WHAT YOU WILL DO:
A. In two sentences, summarize the argument below about the pay and inviolability of Ukraine's deputies and President.
B. Extend the argument about the inviolability of Ukraine's deputies and President, starting after its final sentence.

DOCUMENT EXTRACT:
Opponents would say that people’s deputies are not sinless and even prone to theft. That is right, Ukrainian MPs are far from being perfect. To be sure it is enough to look at Article 33 of the law ‘On the status of people’s deputies of Ukraine’ where it is said that ‘remuneration of labor of people’s deputies of Ukraine is done according to the norms established by the Supreme Rada of Ukraine’. In such countries as the USA, Great Britain and Germany the deputies’ remuneration is approximately equal to the salary of a professor of a prestigious university, while in Ukraine an MP’s salary is 5 – 6 times greater than that of a professor. The higher the power, the greater is this discrepancy, which is the favorite topic of Ukrainian mass media. The salary of the President of the USA is about two times greater than that of a university professor, while in Ukraine the ratio will be about ten times. Similar arguments can be easily applied to the considerations of inviolability. The President of any country needs the inviolability not more than MPs. A purely arithmetical argument shows that the President’s inviolability is more dangerous. In order to get a tyrant the people must make a mistake at the presidential election only one time, while a corrupted deputy will be dissolved among its colleagues, who are statistically honest. One may think that the potential danger of a single MP is developed by a fraction where the numerator is one and the denominator is the total number of deputies. In the case of the President the denominator is one.

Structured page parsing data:
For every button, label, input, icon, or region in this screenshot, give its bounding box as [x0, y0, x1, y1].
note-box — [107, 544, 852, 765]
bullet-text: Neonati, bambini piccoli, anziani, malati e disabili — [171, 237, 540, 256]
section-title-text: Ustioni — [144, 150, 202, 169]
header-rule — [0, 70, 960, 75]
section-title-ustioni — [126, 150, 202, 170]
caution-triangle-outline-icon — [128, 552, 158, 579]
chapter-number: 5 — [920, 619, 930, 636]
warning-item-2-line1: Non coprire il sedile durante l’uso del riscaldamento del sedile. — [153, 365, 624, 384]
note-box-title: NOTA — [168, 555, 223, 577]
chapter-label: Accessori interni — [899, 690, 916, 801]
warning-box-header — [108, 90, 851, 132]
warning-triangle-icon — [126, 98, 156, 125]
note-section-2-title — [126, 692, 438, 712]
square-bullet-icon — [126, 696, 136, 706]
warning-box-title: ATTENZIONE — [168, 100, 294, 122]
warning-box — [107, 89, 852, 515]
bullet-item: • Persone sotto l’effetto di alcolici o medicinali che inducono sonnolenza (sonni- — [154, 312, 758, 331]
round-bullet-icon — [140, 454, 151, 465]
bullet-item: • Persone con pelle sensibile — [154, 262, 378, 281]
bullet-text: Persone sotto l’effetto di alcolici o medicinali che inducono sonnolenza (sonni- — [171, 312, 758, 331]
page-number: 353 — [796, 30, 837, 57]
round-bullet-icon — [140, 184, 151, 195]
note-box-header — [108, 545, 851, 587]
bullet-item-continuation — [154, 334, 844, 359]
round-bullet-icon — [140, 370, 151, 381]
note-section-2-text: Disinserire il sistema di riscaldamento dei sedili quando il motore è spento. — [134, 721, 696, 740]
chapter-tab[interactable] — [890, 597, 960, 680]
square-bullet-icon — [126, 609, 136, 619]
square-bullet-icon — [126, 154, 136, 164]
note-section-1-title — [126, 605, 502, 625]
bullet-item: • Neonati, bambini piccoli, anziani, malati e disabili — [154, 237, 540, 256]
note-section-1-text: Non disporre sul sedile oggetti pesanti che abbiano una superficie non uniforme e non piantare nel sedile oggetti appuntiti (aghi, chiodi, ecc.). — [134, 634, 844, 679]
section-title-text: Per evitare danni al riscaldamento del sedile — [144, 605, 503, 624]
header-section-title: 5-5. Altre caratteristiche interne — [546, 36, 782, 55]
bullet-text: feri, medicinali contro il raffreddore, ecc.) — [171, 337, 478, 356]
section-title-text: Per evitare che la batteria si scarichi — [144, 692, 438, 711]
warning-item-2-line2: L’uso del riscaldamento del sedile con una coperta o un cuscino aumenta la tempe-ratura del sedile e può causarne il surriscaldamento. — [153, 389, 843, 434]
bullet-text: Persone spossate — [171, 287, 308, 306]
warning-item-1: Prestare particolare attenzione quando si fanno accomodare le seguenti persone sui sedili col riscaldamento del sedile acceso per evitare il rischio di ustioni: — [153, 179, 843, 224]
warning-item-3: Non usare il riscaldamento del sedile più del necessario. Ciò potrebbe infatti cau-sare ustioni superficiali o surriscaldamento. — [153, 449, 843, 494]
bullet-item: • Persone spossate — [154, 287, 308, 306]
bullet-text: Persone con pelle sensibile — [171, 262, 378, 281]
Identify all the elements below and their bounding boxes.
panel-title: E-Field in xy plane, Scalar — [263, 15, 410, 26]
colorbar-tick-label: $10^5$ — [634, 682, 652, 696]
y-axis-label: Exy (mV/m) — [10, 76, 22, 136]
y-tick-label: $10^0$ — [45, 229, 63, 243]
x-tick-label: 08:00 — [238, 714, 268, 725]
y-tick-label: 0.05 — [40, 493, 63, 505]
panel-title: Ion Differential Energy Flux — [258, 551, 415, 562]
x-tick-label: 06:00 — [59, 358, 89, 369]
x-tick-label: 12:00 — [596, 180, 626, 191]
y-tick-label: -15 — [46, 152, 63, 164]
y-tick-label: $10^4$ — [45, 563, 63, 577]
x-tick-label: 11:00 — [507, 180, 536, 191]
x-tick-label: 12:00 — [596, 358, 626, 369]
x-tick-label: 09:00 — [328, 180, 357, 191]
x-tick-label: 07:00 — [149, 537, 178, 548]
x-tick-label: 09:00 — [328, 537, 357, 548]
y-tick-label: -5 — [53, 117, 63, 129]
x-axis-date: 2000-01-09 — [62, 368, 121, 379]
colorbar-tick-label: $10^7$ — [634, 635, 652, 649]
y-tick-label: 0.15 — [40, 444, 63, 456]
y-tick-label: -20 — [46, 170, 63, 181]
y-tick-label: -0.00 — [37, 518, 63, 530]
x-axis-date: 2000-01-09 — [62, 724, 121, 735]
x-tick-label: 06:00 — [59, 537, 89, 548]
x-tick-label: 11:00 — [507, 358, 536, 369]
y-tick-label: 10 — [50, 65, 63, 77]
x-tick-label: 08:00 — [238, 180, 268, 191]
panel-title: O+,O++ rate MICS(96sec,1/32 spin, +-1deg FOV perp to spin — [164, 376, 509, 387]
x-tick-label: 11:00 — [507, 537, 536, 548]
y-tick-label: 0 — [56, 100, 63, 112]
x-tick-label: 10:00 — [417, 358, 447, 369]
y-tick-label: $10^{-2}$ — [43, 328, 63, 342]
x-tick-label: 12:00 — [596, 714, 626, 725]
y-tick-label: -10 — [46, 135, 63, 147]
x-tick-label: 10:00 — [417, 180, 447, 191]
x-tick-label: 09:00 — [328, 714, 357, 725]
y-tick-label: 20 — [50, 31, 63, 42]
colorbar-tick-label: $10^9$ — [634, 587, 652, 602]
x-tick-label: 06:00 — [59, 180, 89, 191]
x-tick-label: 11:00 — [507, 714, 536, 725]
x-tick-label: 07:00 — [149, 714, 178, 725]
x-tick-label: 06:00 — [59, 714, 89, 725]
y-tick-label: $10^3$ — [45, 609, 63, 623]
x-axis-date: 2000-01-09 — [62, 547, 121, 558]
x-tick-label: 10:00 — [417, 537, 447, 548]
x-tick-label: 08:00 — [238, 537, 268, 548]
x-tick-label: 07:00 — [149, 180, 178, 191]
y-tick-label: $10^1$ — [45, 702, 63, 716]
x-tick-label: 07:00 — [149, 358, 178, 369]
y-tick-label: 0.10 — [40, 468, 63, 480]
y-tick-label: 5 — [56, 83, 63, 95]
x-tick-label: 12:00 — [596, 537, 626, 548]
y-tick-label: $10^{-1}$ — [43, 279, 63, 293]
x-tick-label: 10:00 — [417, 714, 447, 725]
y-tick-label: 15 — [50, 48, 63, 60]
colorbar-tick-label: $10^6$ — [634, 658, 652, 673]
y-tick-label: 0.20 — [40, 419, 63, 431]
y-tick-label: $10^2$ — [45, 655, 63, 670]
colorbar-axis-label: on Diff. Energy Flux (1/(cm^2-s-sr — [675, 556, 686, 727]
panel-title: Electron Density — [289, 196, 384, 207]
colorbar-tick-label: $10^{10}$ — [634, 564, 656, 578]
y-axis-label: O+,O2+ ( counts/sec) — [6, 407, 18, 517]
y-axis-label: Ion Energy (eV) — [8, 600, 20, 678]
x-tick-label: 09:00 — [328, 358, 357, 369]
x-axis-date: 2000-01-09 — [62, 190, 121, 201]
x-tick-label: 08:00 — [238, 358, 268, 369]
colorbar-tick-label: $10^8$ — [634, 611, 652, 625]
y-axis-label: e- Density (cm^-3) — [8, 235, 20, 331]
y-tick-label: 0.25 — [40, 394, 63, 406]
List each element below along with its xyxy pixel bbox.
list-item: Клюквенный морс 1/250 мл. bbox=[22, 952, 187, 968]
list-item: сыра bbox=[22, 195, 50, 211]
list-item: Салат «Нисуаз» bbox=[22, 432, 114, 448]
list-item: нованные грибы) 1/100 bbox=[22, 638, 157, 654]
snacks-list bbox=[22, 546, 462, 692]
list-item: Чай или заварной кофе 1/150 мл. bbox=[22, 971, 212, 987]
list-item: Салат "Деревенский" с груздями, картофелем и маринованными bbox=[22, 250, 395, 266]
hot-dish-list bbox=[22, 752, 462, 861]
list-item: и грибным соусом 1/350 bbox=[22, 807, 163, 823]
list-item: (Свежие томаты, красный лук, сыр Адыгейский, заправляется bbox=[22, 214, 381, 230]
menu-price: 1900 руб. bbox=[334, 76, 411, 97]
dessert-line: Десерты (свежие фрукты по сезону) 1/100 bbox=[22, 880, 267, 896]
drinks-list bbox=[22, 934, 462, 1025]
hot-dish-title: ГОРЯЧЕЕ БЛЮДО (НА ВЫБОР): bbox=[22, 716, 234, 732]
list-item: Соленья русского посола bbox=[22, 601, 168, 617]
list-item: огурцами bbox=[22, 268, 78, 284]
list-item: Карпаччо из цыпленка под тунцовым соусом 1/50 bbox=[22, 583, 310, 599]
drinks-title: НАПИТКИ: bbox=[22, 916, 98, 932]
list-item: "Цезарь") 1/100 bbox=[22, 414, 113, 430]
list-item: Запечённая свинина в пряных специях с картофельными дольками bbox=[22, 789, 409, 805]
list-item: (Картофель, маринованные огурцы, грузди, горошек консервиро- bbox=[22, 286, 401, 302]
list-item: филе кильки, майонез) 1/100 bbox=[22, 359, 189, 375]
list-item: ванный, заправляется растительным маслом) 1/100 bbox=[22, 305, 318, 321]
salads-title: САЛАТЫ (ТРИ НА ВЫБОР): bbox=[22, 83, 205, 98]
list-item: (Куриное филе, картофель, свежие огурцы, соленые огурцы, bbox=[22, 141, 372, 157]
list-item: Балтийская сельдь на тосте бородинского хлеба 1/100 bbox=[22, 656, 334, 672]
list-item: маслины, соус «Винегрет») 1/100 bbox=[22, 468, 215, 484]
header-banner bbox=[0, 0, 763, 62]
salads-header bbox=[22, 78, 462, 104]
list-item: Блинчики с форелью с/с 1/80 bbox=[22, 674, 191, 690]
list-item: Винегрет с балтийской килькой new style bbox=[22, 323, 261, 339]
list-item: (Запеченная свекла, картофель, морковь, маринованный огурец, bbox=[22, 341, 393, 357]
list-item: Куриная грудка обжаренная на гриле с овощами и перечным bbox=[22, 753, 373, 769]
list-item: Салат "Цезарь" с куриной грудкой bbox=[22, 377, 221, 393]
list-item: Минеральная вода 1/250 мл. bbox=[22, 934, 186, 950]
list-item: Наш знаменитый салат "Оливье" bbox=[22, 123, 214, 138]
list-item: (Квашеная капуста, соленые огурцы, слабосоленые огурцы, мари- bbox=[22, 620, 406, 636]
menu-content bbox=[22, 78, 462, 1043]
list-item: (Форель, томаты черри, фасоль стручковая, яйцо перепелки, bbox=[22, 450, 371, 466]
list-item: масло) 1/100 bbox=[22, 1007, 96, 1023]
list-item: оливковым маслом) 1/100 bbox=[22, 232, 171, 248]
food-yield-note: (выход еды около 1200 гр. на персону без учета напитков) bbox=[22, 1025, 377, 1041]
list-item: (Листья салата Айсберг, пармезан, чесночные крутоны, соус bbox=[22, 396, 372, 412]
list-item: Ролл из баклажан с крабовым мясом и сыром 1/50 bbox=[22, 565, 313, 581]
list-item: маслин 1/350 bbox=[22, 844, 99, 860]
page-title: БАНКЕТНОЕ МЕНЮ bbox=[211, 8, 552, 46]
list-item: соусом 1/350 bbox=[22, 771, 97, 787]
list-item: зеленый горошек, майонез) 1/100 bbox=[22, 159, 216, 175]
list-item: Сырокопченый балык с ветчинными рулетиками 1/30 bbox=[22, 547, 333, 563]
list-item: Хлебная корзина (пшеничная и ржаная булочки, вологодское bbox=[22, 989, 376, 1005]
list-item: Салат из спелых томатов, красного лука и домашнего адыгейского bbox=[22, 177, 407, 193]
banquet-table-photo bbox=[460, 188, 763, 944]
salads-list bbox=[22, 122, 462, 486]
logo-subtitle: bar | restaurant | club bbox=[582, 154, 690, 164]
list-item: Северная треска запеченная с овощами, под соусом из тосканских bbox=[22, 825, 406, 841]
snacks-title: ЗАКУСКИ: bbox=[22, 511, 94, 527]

RESPONSES TO THE EXERCISE:
A. The argument concedes that Ukrainian MPs are far from perfect: their pay follows norms set by the Supreme Rada and is five to six times a professor's salary, while in the USA, Great Britain and Germany deputies earn roughly what a professor at a prestigious university does. It then claims that a President needs inviolability no more than MPs and that a President's inviolability is more dangerous, because one mistaken presidential election can produce a tyrant, whereas a corrupt deputy is diluted among statistically honest colleagues.

B.
A reader, who was sufficiently patient to read to this place, may say that I exaggerate, and all said above is not very essential, since the main problem of the Ukrainian politics is quite another, starting with the Central Rada, Directory, M. Grushevskiy, P. Skoropatskiy or even S. Petliura. For example, the problem is that, knowing well the Ukrainian history, the current President just tries to overcome the age-old political lack of discipline of the Ukrainian society. Maybe, the President, while risking his international reputation, tries to direct his motherland to the way, approved by his almost prosperous neighbors. For many not indifferent citizens it is quite clear that Ukraine needs a civilian Pinochet, who will without hesitations and compromises protect democracy and market freedoms. I am sure that in the modern political or — wider — intellectual spectrum of Ukraine we see figures who think so: Ukraine is not a very complicated state, and we do not need to confuse ourselves in political and juridical mazes of the Western liberalism. It was not accidental that V. Vinnichenko, living in Paris, compared Ukraine to a naive provincial woman. V. Gombrovich, living in Argentinean emigration, was sorry that in Poland there was not a single writer of Balsac’s or Dostoyevskiy caliber. We, in Ukraine, should rather be sorry that we had not an author of V. Gombrovich’s caliber. In the modern Ukrainian periodical literature it is easy to find such an argument that, unlike Lukashenko and Central Asia shepherds of nations, L. Kuchma tries to consolidate not a feudal socialism, but almost classical capitalism. And for such a sacred goal one must be prepared to suffer.

Of course, for the sake of good goal one may suffer a little and even sacrifice something. Yet, the prospects of fast coming capitalism on the post-Soviet space, as I. Valerstein believes, are very dim. Instead, Ukraine has much stronger chances to become a passable semi-periphery of the modern civilized countries. Frankly, no one knows, which ambitions we can realize. But to make us to apply some efforts, we previously must get rid of insulting efforts applied to us by the authorities. I am sure that it is worthwhile to begin with providing some guarantees of the inviolability of the dignity of the still ‘lost Ukrainian citizen’.